### Required task
Identify the lines containing the word "type". Copy each one.

### Input records
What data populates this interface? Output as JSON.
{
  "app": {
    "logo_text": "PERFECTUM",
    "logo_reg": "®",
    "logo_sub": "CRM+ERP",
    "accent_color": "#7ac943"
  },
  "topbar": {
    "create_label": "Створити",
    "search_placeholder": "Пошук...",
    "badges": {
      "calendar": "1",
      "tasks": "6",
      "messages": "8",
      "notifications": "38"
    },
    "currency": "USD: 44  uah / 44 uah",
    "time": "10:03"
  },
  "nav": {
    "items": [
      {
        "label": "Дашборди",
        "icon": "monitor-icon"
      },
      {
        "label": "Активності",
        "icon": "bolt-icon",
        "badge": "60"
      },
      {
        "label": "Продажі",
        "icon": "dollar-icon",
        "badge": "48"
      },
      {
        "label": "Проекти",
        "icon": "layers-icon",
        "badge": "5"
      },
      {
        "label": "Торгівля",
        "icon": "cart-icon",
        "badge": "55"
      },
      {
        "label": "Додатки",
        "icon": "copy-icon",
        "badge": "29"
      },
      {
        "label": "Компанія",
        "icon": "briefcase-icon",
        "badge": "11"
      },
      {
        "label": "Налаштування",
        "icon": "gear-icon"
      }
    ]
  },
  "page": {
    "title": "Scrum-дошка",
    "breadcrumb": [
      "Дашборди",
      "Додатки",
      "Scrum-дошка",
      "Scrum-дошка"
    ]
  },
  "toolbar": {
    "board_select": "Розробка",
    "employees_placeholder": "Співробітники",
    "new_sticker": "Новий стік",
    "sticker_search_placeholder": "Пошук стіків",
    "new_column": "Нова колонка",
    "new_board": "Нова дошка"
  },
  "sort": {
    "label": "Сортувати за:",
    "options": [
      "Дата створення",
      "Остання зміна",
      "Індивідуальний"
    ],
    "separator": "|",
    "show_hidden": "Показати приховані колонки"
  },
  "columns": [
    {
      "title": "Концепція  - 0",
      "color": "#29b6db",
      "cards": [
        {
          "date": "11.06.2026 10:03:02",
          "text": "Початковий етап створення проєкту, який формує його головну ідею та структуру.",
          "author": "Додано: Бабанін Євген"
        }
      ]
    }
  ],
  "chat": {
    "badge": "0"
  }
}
---
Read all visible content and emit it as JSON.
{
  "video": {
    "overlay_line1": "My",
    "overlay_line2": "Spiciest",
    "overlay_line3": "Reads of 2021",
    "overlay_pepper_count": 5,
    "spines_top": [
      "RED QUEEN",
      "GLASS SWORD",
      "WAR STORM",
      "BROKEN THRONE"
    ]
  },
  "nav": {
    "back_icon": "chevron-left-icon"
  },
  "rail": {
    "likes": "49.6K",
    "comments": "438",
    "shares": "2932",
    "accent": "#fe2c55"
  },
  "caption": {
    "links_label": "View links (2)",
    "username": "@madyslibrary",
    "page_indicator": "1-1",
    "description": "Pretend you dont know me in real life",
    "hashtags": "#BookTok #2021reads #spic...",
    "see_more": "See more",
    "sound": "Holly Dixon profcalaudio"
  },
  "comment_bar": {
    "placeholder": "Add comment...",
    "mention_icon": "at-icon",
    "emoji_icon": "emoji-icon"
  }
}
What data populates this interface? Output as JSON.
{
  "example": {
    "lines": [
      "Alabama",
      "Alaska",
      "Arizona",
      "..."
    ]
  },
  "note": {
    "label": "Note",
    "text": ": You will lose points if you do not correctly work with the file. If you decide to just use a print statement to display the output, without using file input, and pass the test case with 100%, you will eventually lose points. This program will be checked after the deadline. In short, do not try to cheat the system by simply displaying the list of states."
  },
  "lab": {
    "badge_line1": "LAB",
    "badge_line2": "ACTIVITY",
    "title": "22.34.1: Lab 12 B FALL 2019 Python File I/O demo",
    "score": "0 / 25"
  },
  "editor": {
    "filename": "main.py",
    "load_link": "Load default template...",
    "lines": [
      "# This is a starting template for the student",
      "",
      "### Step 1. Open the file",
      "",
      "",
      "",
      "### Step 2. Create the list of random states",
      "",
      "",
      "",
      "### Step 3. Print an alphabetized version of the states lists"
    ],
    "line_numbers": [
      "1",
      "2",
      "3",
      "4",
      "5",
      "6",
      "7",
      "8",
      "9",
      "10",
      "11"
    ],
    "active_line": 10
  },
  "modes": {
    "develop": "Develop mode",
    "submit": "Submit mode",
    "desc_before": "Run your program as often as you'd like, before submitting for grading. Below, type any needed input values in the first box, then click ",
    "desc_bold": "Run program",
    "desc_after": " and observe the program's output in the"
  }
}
--
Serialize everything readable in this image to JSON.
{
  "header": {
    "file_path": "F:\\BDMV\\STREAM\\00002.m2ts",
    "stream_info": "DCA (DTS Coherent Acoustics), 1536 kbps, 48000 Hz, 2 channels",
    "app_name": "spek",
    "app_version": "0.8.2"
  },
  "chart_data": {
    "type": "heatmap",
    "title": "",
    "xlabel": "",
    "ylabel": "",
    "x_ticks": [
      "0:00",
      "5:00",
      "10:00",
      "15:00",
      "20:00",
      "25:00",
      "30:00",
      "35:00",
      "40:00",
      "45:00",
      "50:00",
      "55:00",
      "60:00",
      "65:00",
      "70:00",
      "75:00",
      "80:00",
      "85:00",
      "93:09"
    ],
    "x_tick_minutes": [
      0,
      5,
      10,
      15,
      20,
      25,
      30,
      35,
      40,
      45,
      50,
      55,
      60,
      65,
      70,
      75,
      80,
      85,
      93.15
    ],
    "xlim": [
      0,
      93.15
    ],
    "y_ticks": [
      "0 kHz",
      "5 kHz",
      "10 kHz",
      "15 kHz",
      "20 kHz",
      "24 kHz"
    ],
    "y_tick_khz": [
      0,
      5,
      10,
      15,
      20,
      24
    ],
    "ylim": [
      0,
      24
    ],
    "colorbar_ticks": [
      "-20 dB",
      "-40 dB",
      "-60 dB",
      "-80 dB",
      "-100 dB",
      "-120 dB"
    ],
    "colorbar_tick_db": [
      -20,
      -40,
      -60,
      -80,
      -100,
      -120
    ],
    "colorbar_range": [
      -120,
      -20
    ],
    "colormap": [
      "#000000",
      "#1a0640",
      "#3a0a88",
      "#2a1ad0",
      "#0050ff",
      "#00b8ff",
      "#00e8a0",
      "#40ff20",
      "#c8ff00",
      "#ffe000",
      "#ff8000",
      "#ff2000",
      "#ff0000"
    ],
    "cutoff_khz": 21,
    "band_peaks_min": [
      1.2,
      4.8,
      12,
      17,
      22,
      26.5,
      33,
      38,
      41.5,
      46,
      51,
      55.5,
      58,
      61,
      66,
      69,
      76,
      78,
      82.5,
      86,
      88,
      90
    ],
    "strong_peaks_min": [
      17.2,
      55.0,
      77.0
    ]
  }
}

### Task result
    "desc_before": "Run your program as often as you'd like, before submitting for grading. Below, type any needed input values in the first box, then click ",
    "type": "heatmap",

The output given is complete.